= Exercise instructions =
Check each line of the entries below for the string "ROAD" and state how many lines have it, with no other text.
-- START OF Dataset content --
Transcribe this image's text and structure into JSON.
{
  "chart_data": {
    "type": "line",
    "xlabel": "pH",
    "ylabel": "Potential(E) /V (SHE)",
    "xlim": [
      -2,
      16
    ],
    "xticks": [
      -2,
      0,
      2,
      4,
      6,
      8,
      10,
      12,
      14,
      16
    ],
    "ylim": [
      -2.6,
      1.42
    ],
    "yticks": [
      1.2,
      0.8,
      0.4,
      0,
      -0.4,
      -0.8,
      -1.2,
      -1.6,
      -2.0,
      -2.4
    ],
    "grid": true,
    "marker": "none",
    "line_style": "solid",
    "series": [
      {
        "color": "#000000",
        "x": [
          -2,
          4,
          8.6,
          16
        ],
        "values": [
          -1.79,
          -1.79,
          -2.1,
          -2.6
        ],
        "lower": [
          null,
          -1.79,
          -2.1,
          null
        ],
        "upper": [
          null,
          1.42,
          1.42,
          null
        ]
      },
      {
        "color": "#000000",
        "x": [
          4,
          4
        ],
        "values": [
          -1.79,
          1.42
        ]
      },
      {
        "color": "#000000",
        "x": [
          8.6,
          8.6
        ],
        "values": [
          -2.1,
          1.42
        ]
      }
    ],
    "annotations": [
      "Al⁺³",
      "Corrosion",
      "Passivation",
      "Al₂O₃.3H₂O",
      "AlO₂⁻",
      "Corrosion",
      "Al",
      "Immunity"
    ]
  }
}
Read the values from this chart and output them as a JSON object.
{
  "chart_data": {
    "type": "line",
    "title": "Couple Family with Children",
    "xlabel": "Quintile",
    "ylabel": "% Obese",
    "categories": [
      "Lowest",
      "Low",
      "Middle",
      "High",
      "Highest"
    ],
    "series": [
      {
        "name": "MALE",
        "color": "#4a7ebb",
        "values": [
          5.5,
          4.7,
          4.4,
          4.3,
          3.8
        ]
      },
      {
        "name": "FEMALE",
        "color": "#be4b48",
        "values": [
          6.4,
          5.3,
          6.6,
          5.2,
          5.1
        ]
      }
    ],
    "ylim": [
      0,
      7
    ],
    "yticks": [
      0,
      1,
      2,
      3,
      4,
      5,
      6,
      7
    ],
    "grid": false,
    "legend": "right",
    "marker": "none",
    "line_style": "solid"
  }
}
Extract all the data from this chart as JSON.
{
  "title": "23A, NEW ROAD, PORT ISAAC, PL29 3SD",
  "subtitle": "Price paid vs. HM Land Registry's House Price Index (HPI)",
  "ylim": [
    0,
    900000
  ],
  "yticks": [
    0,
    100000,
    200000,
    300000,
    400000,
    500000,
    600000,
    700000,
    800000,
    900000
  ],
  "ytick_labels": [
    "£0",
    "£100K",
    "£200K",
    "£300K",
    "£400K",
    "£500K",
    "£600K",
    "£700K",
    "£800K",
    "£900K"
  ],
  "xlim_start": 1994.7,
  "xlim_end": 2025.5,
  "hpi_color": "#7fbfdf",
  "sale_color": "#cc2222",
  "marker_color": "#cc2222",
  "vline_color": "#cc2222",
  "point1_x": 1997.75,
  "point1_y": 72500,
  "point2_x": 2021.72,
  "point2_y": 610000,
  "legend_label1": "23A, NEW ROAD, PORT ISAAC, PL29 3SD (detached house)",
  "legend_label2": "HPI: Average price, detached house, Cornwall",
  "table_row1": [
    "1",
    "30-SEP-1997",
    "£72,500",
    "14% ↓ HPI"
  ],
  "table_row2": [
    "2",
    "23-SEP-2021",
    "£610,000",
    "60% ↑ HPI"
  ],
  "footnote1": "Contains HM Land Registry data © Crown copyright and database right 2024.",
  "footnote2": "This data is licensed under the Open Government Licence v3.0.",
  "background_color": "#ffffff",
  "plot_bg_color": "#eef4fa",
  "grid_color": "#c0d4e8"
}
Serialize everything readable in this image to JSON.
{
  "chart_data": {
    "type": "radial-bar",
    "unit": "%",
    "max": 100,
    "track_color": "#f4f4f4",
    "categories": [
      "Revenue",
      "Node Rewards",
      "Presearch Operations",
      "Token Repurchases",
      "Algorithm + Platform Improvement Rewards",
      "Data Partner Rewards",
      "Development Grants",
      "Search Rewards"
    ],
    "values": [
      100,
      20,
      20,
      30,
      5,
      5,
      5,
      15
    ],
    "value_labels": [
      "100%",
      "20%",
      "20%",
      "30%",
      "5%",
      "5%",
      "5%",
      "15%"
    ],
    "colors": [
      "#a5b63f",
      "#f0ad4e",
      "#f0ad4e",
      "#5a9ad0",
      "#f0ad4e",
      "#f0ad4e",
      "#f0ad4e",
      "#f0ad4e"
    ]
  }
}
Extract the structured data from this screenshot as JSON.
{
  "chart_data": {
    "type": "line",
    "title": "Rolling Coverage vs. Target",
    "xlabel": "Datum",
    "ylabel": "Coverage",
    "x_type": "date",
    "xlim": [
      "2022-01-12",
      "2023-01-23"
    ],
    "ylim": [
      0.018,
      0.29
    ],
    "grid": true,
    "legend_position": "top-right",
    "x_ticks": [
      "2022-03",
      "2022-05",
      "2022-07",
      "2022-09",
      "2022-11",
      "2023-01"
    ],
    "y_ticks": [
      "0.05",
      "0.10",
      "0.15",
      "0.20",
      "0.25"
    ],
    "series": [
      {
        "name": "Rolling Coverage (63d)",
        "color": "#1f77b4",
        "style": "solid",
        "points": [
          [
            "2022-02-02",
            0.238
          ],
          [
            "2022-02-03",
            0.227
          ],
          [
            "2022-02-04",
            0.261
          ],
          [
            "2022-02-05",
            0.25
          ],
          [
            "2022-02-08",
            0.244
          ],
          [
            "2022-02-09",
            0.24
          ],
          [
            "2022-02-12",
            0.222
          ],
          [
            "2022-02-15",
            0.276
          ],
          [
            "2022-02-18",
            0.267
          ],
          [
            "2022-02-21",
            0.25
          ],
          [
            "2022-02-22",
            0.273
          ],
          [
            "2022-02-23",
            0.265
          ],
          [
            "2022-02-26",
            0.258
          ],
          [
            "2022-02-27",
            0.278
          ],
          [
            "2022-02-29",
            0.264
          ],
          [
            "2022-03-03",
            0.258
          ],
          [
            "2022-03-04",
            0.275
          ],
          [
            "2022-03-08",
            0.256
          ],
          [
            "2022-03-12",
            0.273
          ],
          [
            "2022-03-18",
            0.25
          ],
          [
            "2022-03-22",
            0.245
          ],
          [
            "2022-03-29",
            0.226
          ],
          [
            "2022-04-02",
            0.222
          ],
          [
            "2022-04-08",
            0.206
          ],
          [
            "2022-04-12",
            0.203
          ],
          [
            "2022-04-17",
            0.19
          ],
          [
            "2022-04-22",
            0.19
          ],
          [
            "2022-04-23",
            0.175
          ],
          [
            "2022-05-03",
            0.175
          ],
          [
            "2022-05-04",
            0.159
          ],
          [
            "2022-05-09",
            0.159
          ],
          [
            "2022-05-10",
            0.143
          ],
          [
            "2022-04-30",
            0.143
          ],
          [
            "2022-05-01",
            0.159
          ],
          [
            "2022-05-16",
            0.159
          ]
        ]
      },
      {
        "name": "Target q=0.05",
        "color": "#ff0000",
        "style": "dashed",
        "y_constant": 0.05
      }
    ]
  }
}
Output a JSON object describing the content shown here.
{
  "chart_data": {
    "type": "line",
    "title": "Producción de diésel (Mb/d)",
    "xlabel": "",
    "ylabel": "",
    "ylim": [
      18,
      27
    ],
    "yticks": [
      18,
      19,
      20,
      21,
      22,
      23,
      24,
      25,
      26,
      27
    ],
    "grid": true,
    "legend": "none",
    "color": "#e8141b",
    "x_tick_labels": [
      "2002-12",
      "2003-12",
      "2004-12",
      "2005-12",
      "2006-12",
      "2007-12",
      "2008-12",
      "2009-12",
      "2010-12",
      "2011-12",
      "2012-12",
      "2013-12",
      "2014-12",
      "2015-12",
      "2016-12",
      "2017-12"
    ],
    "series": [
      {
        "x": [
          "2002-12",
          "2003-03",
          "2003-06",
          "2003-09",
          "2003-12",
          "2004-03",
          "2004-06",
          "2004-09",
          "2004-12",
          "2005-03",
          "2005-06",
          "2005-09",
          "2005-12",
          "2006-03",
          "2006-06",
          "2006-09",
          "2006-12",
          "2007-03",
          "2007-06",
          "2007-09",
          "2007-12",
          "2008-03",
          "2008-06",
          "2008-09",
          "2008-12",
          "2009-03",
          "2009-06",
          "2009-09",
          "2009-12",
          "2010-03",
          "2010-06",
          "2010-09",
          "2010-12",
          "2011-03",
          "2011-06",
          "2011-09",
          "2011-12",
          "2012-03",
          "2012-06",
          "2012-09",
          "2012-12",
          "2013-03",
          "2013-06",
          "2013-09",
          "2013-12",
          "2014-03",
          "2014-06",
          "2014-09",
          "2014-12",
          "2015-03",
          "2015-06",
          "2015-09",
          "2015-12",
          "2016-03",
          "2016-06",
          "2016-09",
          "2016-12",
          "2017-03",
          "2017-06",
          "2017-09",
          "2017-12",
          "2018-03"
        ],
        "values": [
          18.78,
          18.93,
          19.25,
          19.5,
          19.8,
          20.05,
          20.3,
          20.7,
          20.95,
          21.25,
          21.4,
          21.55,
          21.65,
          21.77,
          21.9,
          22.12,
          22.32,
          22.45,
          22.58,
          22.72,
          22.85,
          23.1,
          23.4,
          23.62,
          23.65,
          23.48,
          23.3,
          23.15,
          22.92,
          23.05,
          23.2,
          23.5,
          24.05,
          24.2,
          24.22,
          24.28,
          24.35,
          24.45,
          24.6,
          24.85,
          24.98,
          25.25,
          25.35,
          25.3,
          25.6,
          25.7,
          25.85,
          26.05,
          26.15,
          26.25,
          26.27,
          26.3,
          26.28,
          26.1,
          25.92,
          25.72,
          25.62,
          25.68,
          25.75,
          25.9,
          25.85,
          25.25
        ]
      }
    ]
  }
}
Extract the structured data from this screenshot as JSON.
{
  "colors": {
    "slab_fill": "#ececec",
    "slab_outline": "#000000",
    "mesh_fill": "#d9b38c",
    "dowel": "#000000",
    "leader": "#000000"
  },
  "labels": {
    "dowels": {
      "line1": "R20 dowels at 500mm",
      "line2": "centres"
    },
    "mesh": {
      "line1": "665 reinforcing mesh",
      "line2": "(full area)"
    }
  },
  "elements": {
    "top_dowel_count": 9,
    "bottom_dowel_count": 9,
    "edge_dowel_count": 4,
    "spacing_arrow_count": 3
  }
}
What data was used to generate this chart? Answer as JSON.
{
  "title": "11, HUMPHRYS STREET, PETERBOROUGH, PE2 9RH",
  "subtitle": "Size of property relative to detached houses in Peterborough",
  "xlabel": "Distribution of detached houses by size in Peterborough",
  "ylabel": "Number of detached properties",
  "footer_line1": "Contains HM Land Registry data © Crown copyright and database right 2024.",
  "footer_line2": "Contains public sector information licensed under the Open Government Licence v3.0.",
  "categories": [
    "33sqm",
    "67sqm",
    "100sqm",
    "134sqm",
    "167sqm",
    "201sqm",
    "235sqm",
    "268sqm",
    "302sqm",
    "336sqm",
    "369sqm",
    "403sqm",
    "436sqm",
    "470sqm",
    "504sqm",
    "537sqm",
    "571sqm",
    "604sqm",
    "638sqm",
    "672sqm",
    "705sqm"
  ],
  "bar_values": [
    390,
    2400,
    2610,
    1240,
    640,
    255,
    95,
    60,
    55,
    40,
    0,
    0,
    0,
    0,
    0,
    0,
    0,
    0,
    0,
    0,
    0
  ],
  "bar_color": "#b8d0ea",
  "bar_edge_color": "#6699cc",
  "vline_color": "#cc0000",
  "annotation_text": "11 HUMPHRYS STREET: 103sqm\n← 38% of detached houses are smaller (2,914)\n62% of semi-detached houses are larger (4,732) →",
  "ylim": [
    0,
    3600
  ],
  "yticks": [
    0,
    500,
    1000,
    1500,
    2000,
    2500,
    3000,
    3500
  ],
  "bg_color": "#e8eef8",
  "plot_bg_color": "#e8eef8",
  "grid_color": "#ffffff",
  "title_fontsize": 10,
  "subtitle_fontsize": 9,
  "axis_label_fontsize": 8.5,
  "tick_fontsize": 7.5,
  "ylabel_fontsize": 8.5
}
-- END OF Dataset content --
= Exercise answer =
2